Task description. Write out the material below again, unchanged.

Stored items.
— Begin —

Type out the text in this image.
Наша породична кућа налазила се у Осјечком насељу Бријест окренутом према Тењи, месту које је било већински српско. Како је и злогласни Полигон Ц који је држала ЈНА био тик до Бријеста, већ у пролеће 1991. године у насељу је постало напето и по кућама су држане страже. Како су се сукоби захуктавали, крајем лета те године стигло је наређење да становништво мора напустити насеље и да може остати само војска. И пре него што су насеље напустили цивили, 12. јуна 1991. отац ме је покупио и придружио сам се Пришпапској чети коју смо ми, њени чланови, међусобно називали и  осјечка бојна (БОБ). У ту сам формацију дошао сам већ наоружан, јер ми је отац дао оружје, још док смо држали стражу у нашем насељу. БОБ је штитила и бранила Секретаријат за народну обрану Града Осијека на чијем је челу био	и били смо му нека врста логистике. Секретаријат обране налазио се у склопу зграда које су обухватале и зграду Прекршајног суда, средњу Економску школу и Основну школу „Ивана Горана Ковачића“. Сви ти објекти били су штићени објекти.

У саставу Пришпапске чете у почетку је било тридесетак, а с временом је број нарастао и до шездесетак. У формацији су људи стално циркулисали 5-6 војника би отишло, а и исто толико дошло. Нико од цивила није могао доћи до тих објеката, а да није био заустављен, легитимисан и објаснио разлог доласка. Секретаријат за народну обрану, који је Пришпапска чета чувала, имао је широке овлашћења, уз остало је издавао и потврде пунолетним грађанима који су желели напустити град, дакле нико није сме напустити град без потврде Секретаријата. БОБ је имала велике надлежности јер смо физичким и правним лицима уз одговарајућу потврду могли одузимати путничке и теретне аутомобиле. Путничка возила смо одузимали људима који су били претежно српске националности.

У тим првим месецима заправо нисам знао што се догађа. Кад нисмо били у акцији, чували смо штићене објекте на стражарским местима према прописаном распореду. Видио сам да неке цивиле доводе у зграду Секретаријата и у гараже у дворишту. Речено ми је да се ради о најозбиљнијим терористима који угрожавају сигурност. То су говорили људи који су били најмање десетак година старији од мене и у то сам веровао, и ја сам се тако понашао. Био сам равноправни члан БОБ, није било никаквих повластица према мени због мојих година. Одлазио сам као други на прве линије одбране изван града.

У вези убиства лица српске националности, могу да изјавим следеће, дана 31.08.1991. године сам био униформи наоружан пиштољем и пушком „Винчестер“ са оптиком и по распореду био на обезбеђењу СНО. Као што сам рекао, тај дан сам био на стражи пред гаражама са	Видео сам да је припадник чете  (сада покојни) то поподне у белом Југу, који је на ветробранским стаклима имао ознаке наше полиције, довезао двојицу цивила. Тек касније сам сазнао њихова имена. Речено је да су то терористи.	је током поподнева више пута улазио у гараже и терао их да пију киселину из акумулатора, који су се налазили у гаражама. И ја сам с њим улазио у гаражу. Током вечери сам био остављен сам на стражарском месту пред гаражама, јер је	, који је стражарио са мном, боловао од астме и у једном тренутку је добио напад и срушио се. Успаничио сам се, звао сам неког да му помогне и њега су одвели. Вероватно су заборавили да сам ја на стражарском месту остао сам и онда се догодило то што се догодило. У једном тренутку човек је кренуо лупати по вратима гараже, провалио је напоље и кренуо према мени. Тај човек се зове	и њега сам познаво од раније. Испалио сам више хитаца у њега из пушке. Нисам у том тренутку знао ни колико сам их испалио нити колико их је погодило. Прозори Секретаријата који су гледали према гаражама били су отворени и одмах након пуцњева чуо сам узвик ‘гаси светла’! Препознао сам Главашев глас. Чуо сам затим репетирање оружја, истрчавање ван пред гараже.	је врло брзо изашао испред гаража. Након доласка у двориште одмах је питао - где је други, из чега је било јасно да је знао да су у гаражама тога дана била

— End —

Answer in full.
Type out the text in this image.
Наша породична кућа налазила се у Осјечком насељу Бријест окренутом према Тењи, месту које је било већински српско. Како је и злогласни Полигон Ц који је држала ЈНА био тик до Бријеста, већ у пролеће 1991. године у насељу је постало напето и по кућама су држане страже. Како су се сукоби захуктавали, крајем лета те године стигло је наређење да становништво мора напустити насеље и да може остати само војска. И пре него што су насеље напустили цивили, 12. јуна 1991. отац ме је покупио и придружио сам се Пришпапској чети коју смо ми, њени чланови, међусобно називали и  осјечка бојна (БОБ). У ту сам формацију дошао сам већ наоружан, јер ми је отац дао оружје, још док смо држали стражу у нашем насељу. БОБ је штитила и бранила Секретаријат за народну обрану Града Осијека на чијем је челу био	и били смо му нека врста логистике. Секретаријат обране налазио се у склопу зграда које су обухватале и зграду Прекршајног суда, средњу Економску школу и Основну школу „Ивана Горана Ковачића“. Сви ти објекти били су штићени објекти.

У саставу Пришпапске чете у почетку је било тридесетак, а с временом је број нарастао и до шездесетак. У формацији су људи стално циркулисали 5-6 војника би отишло, а и исто толико дошло. Нико од цивила није могао доћи до тих објеката, а да није био заустављен, легитимисан и објаснио разлог доласка. Секретаријат за народну обрану, који је Пришпапска чета чувала, имао је широке овлашћења, уз остало је издавао и потврде пунолетним грађанима који су желели напустити град, дакле нико није сме напустити град без потврде Секретаријата. БОБ је имала велике надлежности јер смо физичким и правним лицима уз одговарајућу потврду могли одузимати путничке и теретне аутомобиле. Путничка возила смо одузимали људима који су били претежно српске националности.

У тим првим месецима заправо нисам знао што се догађа. Кад нисмо били у акцији, чували смо штићене објекте на стражарским местима према прописаном распореду. Видио сам да неке цивиле доводе у зграду Секретаријата и у гараже у дворишту. Речено ми је да се ради о најозбиљнијим терористима који угрожавају сигурност. То су говорили људи који су били најмање десетак година старији од мене и у то сам веровао, и ја сам се тако понашао. Био сам равноправни члан БОБ, није било никаквих повластица према мени због мојих година. Одлазио сам као други на прве линије одбране изван града.

У вези убиства лица српске националности, могу да изјавим следеће, дана 31.08.1991. године сам био униформи наоружан пиштољем и пушком „Винчестер“ са оптиком и по распореду био на обезбеђењу СНО. Као што сам рекао, тај дан сам био на стражи пред гаражама са	Видео сам да је припадник чете  (сада покојни) то поподне у белом Југу, који је на ветробранским стаклима имао ознаке наше полиције, довезао двојицу цивила. Тек касније сам сазнао њихова имена. Речено је да су то терористи.	је током поподнева више пута улазио у гараже и терао их да пију киселину из акумулатора, који су се налазили у гаражама. И ја сам с њим улазио у гаражу. Током вечери сам био остављен сам на стражарском месту пред гаражама, јер је	, који је стражарио са мном, боловао од астме и у једном тренутку је добио напад и срушио се. Успаничио сам се, звао сам неког да му помогне и њега су одвели. Вероватно су заборавили да сам ја на стражарском месту остао сам и онда се догодило то што се догодило. У једном тренутку човек је кренуо лупати по вратима гараже, провалио је напоље и кренуо према мени. Тај човек се зове	и њега сам познаво од раније. Испалио сам више хитаца у њега из пушке. Нисам у том тренутку знао ни колико сам их испалио нити колико их је погодило. Прозори Секретаријата који су гледали према гаражама били су отворени и одмах након пуцњева чуо сам узвик ‘гаси светла’! Препознао сам Главашев глас. Чуо сам затим репетирање оружја, истрчавање ван пред гараже.	је врло брзо изашао испред гаража. Након доласка у двориште одмах је питао - где је други, из чега је било јасно да је знао да су у гаражама тога дана била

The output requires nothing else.